*DATASET ROWS*.
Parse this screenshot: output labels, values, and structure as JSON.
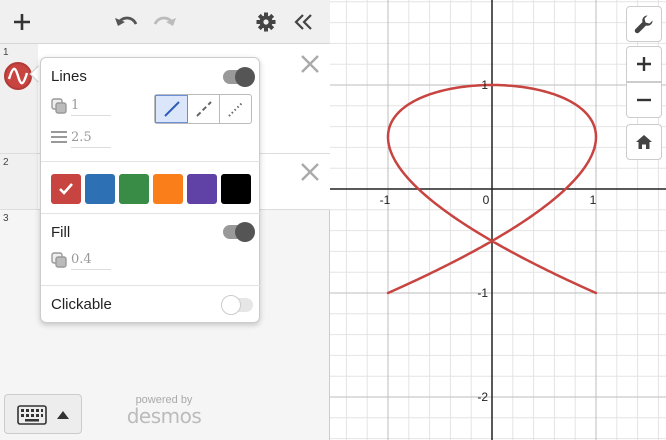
{
  "expressions": [
    {
      "index": "1"
    },
    {
      "index": "2"
    },
    {
      "index": "3"
    }
  ],
  "style_popup": {
    "lines_label": "Lines",
    "lines_opacity_value": "1",
    "lines_width_value": "2.5",
    "fill_label": "Fill",
    "fill_opacity_value": "0.4",
    "clickable_label": "Clickable",
    "lines_enabled": true,
    "fill_enabled": true,
    "clickable_enabled": false,
    "line_styles": [
      "solid",
      "dashed",
      "dotted"
    ],
    "selected_line_style": "solid",
    "colors": [
      "#c74440",
      "#2d70b3",
      "#388c46",
      "#fa7e19",
      "#6042a6",
      "#000000"
    ],
    "selected_color": "#c74440"
  },
  "branding": {
    "powered_by": "powered by",
    "name": "desmos"
  },
  "graph": {
    "x_ticks": [
      {
        "value": -1,
        "label": "-1"
      },
      {
        "value": 0,
        "label": "0"
      },
      {
        "value": 1,
        "label": "1"
      }
    ],
    "y_ticks": [
      {
        "value": 1,
        "label": "1"
      },
      {
        "value": -1,
        "label": "-1"
      },
      {
        "value": -2,
        "label": "-2"
      }
    ],
    "curve_color": "#c74440",
    "fill_opacity": 0.4
  }
}
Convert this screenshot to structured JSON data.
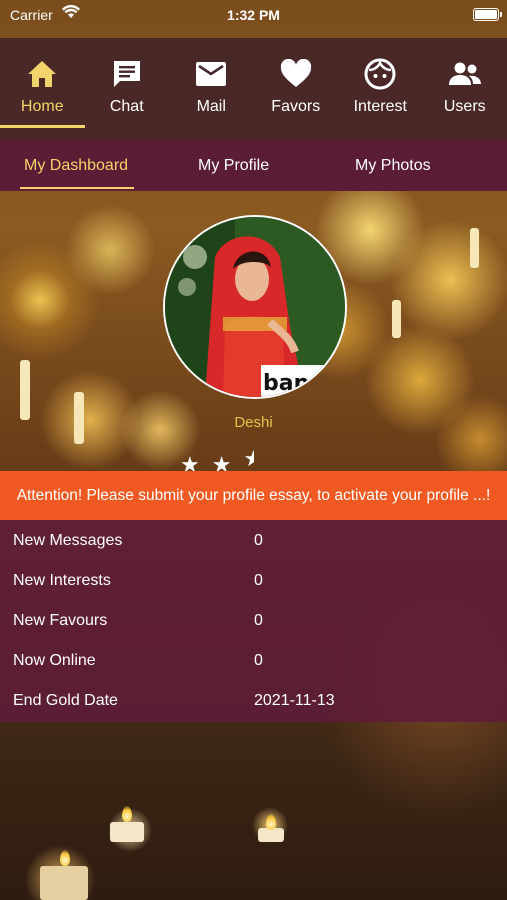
{
  "status_bar": {
    "carrier": "Carrier",
    "time": "1:32 PM"
  },
  "nav": {
    "items": [
      {
        "label": "Home",
        "icon": "home-icon",
        "active": true
      },
      {
        "label": "Chat",
        "icon": "chat-icon",
        "active": false
      },
      {
        "label": "Mail",
        "icon": "mail-icon",
        "active": false
      },
      {
        "label": "Favors",
        "icon": "heart-icon",
        "active": false
      },
      {
        "label": "Interest",
        "icon": "face-icon",
        "active": false
      },
      {
        "label": "Users",
        "icon": "users-icon",
        "active": false
      }
    ]
  },
  "tabs": {
    "items": [
      {
        "label": "My Dashboard",
        "active": true
      },
      {
        "label": "My Profile",
        "active": false
      },
      {
        "label": "My Photos",
        "active": false
      }
    ]
  },
  "profile": {
    "name": "Deshi",
    "photo_text": "bang",
    "rating": 2.5,
    "rating_max": 5
  },
  "alert": {
    "text": "Attention! Please submit your profile essay, to activate your profile ...!"
  },
  "stats": {
    "rows": [
      {
        "label": "New Messages",
        "value": "0"
      },
      {
        "label": "New Interests",
        "value": "0"
      },
      {
        "label": "New Favours",
        "value": "0"
      },
      {
        "label": "Now Online",
        "value": "0"
      },
      {
        "label": "End Gold Date",
        "value": "2021-11-13"
      }
    ]
  },
  "colors": {
    "accent": "#f3d36b",
    "nav_bg": "#46262a",
    "tab_bg": "#5b1c36",
    "alert_bg": "#f05a22",
    "username": "#e8c24a"
  }
}
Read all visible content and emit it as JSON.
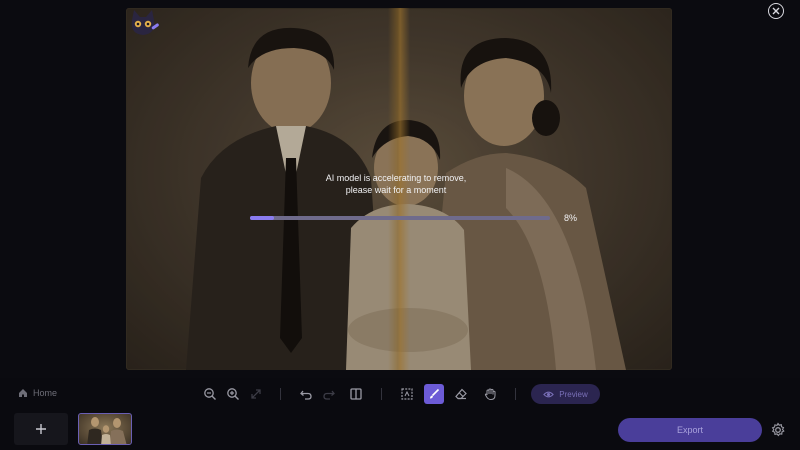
{
  "processing": {
    "message_line1": "AI model is accelerating to remove,",
    "message_line2": "please wait for a moment",
    "progress_percent_label": "8%",
    "progress_fraction": 0.08
  },
  "toolbar": {
    "home_label": "Home",
    "preview_label": "Preview",
    "icons": [
      "zoom-out-icon",
      "zoom-in-icon",
      "expand-icon",
      "undo-icon",
      "redo-icon",
      "compare-icon",
      "auto-detect-icon",
      "brush-icon",
      "eraser-icon",
      "hand-icon",
      "eye-icon"
    ]
  },
  "footer": {
    "add_icon": "plus-icon",
    "export_label": "Export",
    "settings_icon": "gear-icon"
  },
  "colors": {
    "accent": "#6c5bd6",
    "progress": "#8a7cf0",
    "export_bg": "#4a3e9a",
    "preview_bg": "#2b2550"
  }
}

*INSTRUCTIONS FOR THE TASK*. Starting at the line that contains "Read all visible content and emit it as JSON.", restate each line verbatim through the final line of the listing, skipping all pictures.

*ANSWER TO THIS TASK*.
Read all visible content and emit it as JSON.
{
  "processing": {
    "message_line1": "AI model is accelerating to remove,",
    "message_line2": "please wait for a moment",
    "progress_percent_label": "8%",
    "progress_fraction": 0.08
  },
  "toolbar": {
    "home_label": "Home",
    "preview_label": "Preview",
    "icons": [
      "zoom-out-icon",
      "zoom-in-icon",
      "expand-icon",
      "undo-icon",
      "redo-icon",
      "compare-icon",
      "auto-detect-icon",
      "brush-icon",
      "eraser-icon",
      "hand-icon",
      "eye-icon"
    ]
  },
  "footer": {
    "add_icon": "plus-icon",
    "export_label": "Export",
    "settings_icon": "gear-icon"
  },
  "colors": {
    "accent": "#6c5bd6",
    "progress": "#8a7cf0",
    "export_bg": "#4a3e9a",
    "preview_bg": "#2b2550"
  }
}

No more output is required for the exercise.